TASK OBJECTIVE
Search the records below for the word "sets". Pull out each line that has it.

PROVIDED DATA
"""
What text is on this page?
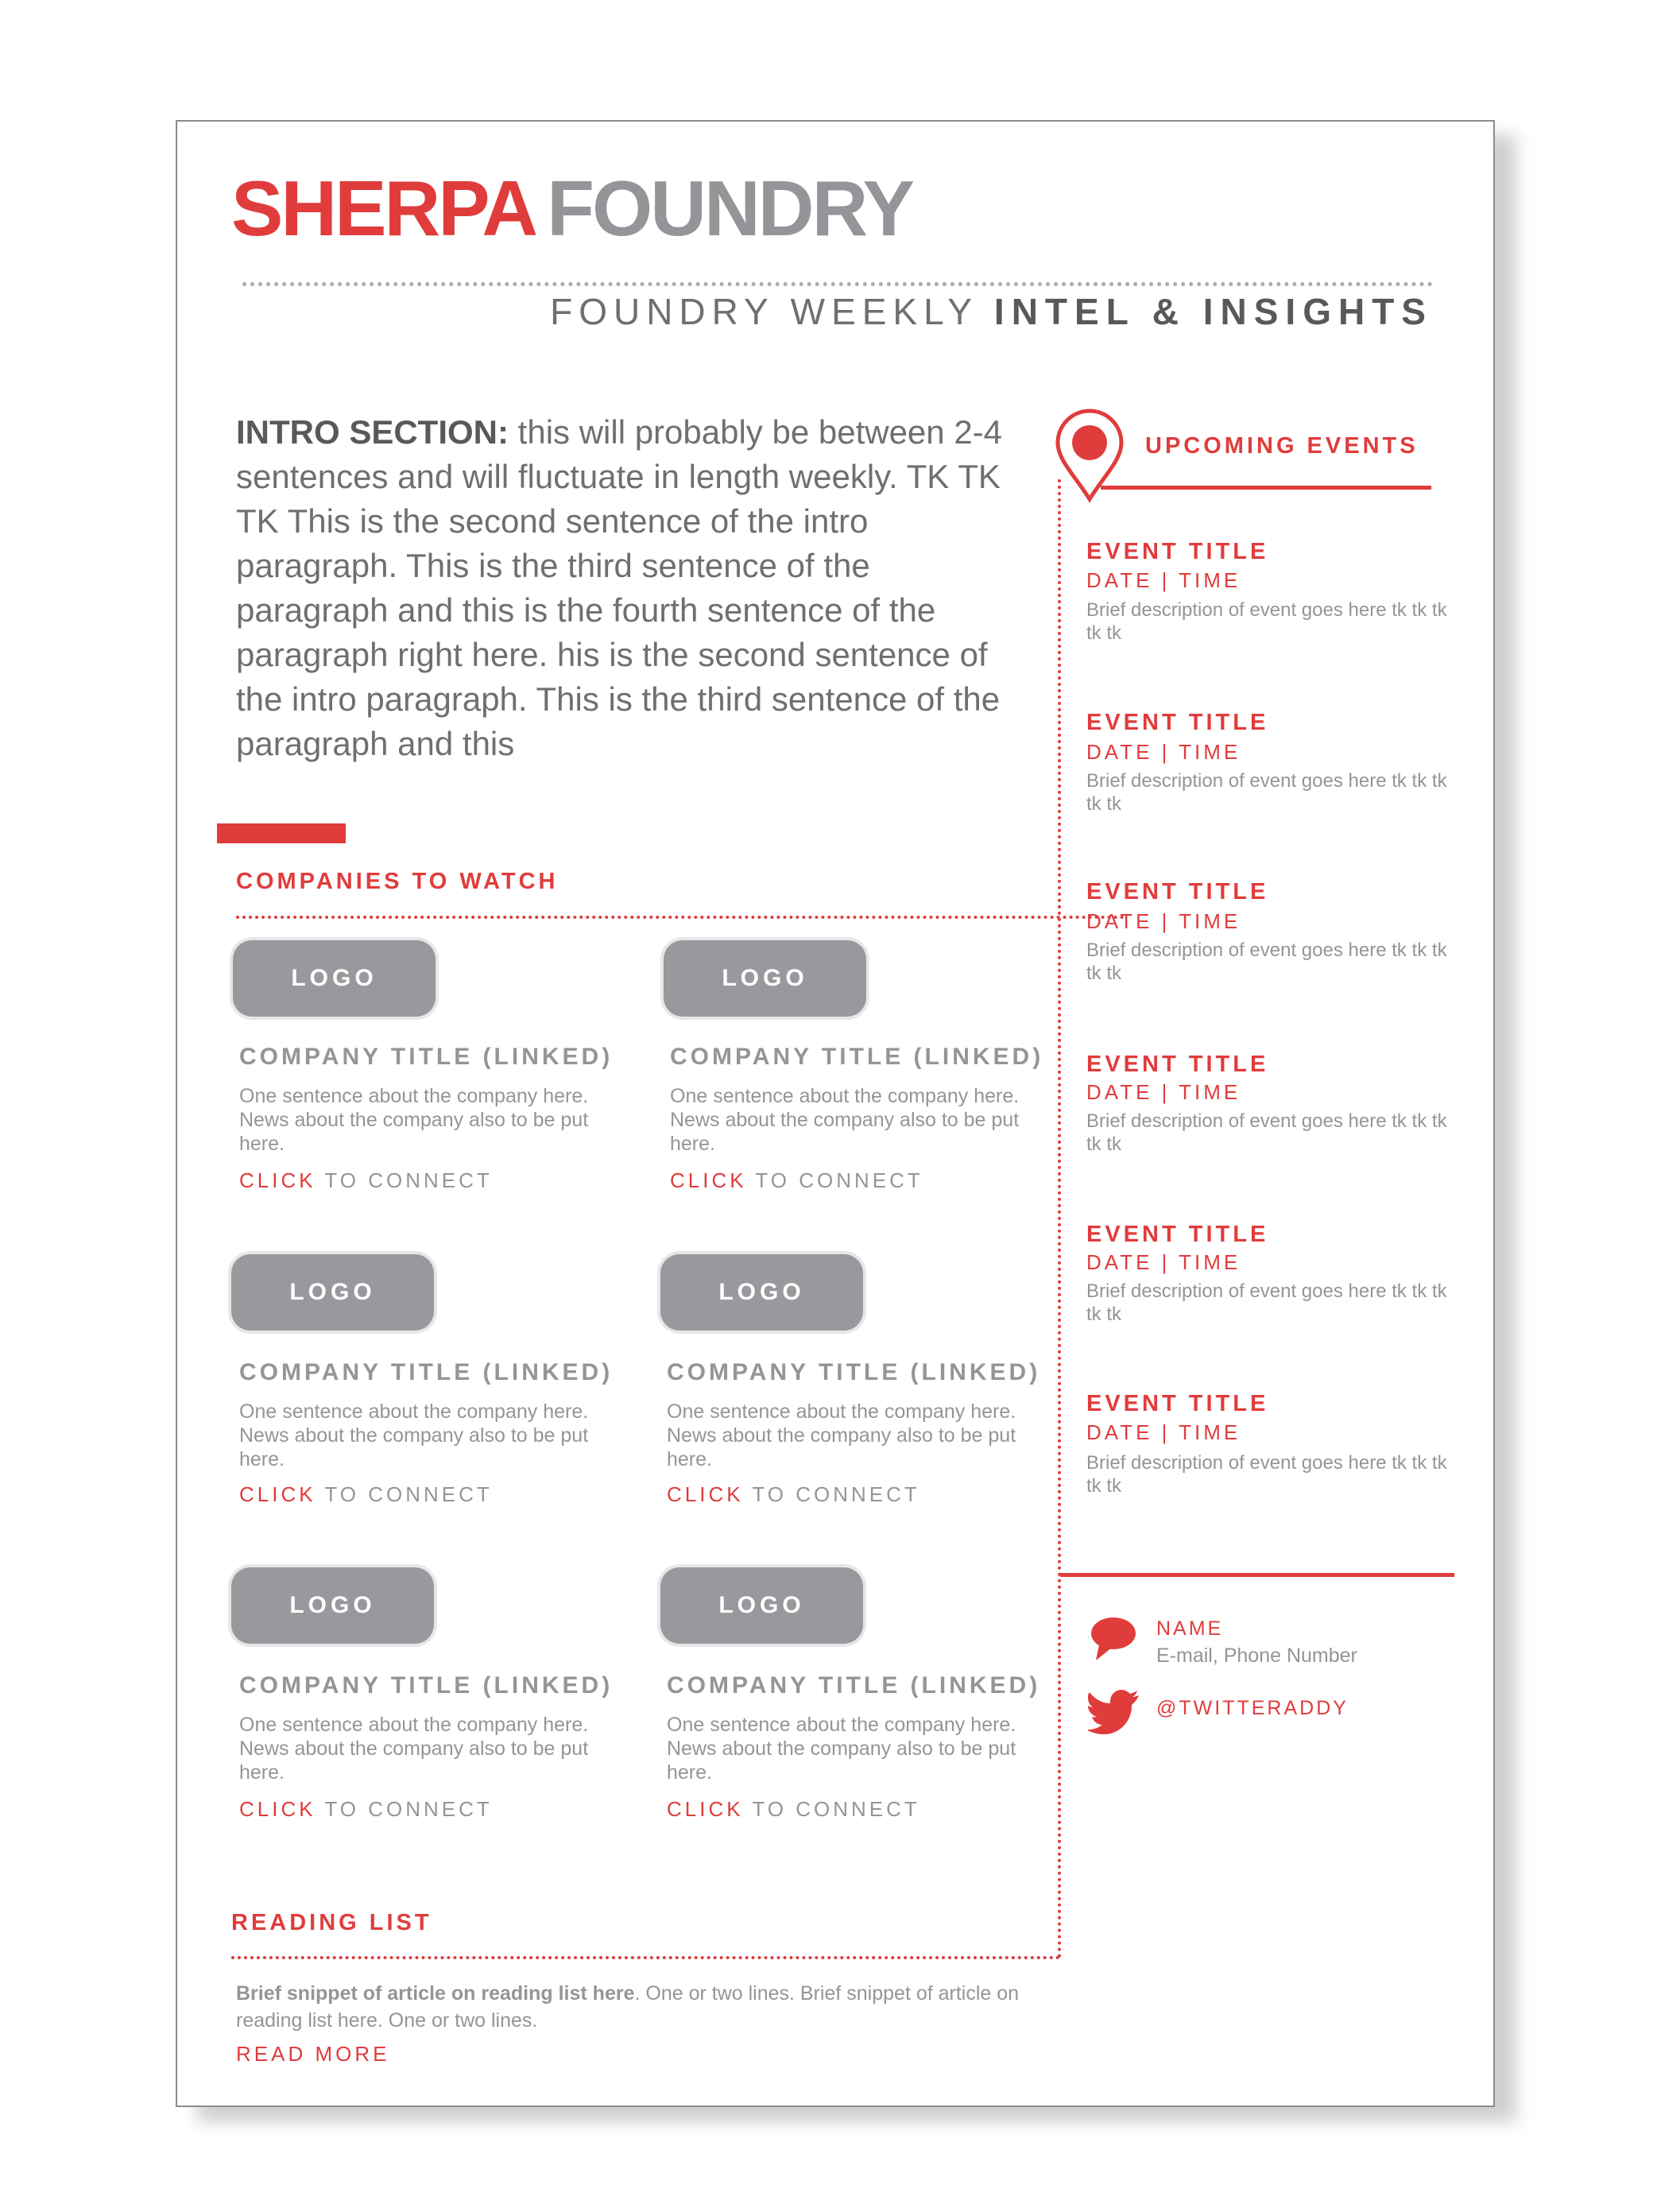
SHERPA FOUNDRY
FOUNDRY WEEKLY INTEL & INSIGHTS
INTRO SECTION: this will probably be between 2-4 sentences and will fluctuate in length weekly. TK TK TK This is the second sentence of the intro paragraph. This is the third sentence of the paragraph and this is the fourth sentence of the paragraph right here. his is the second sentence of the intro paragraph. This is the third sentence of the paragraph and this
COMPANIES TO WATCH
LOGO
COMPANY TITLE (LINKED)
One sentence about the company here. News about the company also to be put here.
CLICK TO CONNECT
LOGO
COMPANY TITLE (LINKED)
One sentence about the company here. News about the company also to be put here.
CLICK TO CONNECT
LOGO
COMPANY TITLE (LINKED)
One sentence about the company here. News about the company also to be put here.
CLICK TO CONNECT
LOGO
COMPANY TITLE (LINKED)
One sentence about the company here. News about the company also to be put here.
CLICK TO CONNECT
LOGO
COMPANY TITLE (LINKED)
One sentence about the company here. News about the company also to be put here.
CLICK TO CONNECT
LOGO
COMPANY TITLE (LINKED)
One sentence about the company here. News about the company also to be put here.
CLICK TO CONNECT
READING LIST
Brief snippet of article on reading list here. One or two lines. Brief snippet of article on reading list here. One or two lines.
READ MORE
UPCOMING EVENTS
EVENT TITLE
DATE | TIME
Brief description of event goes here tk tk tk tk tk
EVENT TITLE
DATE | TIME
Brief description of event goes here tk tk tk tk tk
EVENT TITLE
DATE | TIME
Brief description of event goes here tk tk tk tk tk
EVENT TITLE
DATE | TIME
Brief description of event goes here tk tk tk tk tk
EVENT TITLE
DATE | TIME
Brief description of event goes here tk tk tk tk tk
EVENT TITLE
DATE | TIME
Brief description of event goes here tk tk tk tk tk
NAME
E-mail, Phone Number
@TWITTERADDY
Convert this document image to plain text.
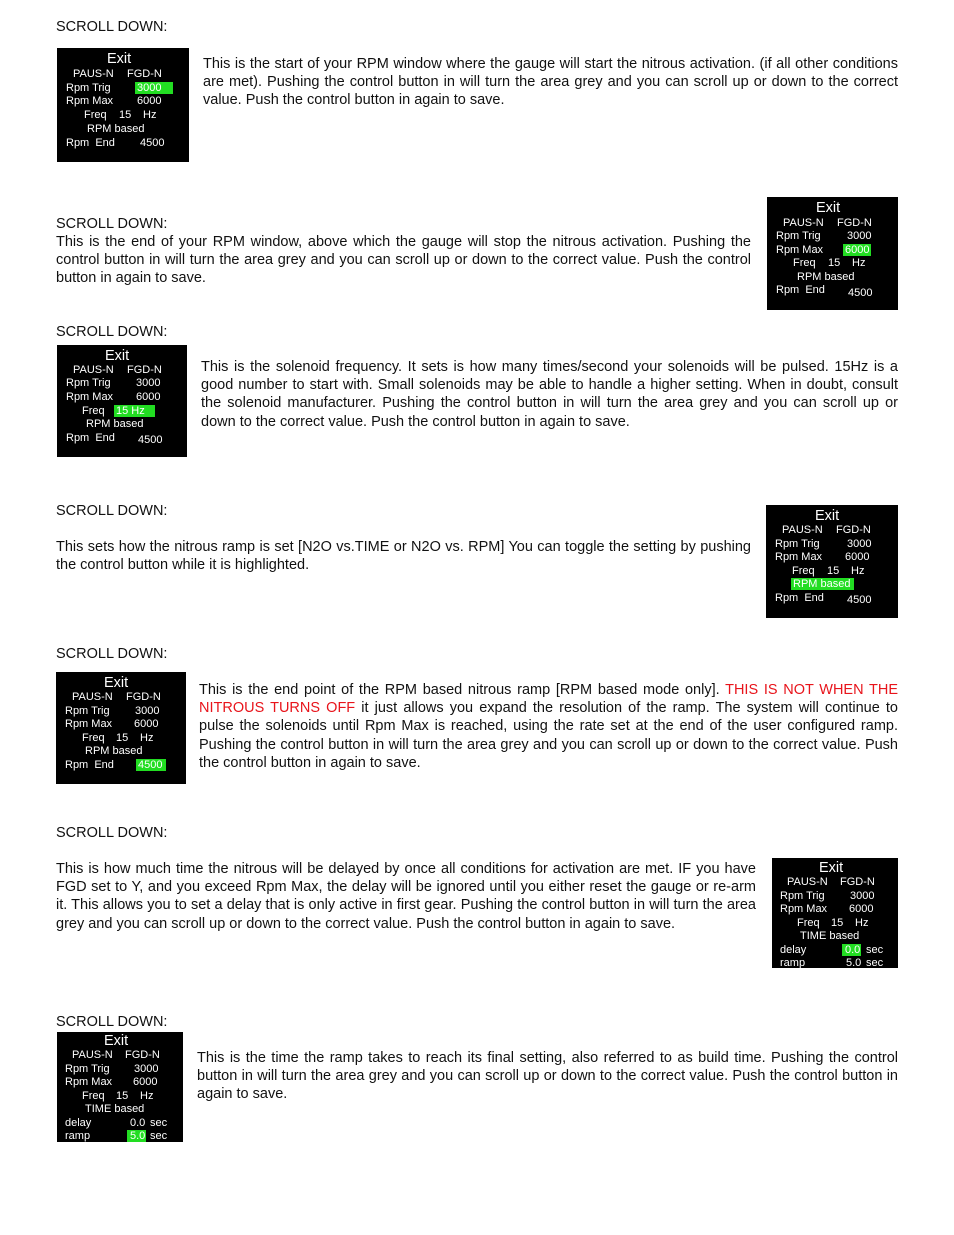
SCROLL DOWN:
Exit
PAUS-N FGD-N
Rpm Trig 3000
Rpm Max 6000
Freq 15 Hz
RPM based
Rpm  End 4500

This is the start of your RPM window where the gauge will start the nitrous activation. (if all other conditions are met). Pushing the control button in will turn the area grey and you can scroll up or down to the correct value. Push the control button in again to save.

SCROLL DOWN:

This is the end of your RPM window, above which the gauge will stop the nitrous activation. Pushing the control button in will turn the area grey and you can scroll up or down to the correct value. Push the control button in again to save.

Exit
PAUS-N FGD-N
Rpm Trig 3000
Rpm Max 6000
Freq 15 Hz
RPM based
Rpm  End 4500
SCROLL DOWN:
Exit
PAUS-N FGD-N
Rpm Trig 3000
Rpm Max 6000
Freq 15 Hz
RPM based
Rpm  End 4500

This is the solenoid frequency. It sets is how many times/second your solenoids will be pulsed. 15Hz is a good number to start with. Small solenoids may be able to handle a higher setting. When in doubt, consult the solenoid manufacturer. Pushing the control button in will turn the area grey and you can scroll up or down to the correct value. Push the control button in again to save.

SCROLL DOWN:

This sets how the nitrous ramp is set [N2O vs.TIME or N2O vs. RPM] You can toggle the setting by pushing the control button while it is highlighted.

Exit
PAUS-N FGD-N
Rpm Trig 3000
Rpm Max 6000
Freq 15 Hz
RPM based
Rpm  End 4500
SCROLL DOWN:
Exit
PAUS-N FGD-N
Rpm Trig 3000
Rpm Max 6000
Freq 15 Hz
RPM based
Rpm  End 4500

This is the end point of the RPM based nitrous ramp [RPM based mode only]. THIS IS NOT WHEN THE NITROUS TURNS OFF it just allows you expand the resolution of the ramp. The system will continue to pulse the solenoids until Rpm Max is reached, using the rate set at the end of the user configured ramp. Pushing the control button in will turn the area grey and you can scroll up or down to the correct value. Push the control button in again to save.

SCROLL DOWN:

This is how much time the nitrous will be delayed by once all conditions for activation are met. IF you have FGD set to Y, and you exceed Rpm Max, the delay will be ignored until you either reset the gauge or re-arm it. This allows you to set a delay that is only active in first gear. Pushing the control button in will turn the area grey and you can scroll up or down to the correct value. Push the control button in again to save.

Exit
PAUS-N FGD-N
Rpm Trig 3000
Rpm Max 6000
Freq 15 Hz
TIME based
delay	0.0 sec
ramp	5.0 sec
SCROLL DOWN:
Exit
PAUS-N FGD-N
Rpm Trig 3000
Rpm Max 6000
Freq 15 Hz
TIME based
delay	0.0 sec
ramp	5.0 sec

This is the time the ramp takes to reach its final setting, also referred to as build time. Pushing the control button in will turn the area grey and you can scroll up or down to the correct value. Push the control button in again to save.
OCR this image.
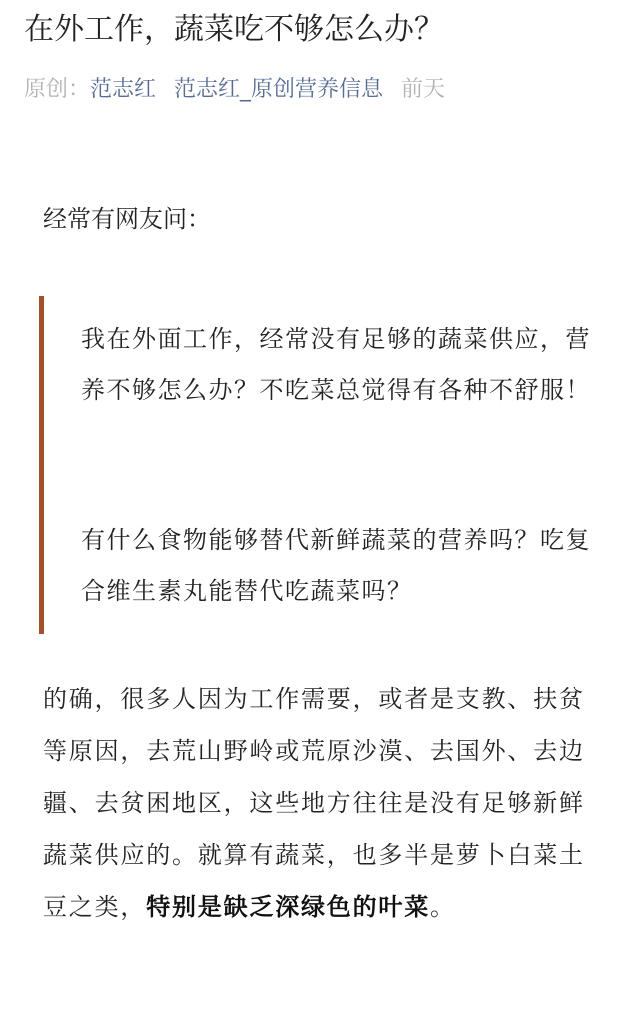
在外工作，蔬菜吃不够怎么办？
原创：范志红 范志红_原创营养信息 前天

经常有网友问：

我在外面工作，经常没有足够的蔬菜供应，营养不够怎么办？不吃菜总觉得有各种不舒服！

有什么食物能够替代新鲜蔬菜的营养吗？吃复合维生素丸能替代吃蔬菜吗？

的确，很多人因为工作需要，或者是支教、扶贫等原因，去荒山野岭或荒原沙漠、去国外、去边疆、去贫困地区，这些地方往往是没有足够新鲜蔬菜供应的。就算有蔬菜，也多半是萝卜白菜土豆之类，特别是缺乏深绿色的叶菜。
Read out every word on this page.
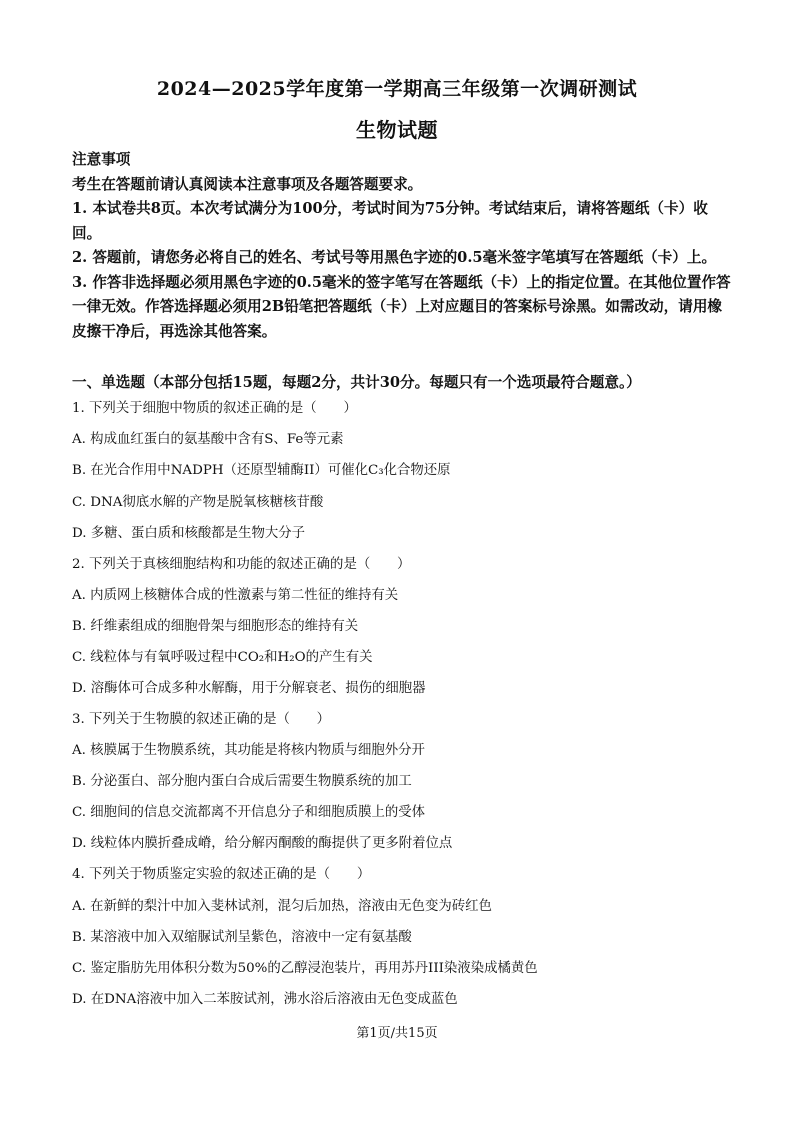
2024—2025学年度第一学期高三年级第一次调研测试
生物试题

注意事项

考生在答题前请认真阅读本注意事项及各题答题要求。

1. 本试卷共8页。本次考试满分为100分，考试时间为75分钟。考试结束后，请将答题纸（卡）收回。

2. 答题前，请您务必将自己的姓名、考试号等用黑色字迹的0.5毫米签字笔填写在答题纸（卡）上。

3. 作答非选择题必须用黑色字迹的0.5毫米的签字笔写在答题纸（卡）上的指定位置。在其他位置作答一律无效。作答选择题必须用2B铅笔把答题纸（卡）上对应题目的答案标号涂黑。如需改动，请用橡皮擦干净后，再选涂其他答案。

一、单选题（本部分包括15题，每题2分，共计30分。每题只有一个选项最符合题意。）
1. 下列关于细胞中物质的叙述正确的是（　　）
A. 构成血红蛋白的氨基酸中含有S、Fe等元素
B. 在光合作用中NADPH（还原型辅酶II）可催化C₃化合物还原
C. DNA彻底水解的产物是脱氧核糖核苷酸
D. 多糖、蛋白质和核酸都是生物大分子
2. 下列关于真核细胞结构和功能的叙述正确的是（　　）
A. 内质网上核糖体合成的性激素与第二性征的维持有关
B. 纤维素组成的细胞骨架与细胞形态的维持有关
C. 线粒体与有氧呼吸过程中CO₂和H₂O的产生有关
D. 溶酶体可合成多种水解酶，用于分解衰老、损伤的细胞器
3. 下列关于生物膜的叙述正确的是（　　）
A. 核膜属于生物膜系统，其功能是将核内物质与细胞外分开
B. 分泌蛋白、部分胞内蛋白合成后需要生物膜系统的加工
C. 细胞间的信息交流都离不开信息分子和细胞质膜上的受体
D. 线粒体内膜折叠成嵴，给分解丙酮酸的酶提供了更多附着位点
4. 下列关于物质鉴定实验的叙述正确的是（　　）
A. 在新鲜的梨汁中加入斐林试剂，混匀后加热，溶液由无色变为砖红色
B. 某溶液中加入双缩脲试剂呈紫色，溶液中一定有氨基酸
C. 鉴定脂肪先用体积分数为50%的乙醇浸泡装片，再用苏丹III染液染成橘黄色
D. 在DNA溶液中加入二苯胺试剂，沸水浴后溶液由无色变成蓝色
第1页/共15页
"""
SOLUTION TO THE EXERCISE
This is the solenoid frequency. It sets is how many times/second your solenoids will be pulsed. 15Hz is a good number to start with. Small solenoids may be able to handle a higher setting. When in doubt, consult the solenoid manufacturer. Pushing the control button in will turn the area grey and you can scroll up or down to the correct value. Push the control button in again to save.
This sets how the nitrous ramp is set [N2O vs.TIME or N2O vs. RPM] You can toggle the setting by pushing the control button while it is highlighted.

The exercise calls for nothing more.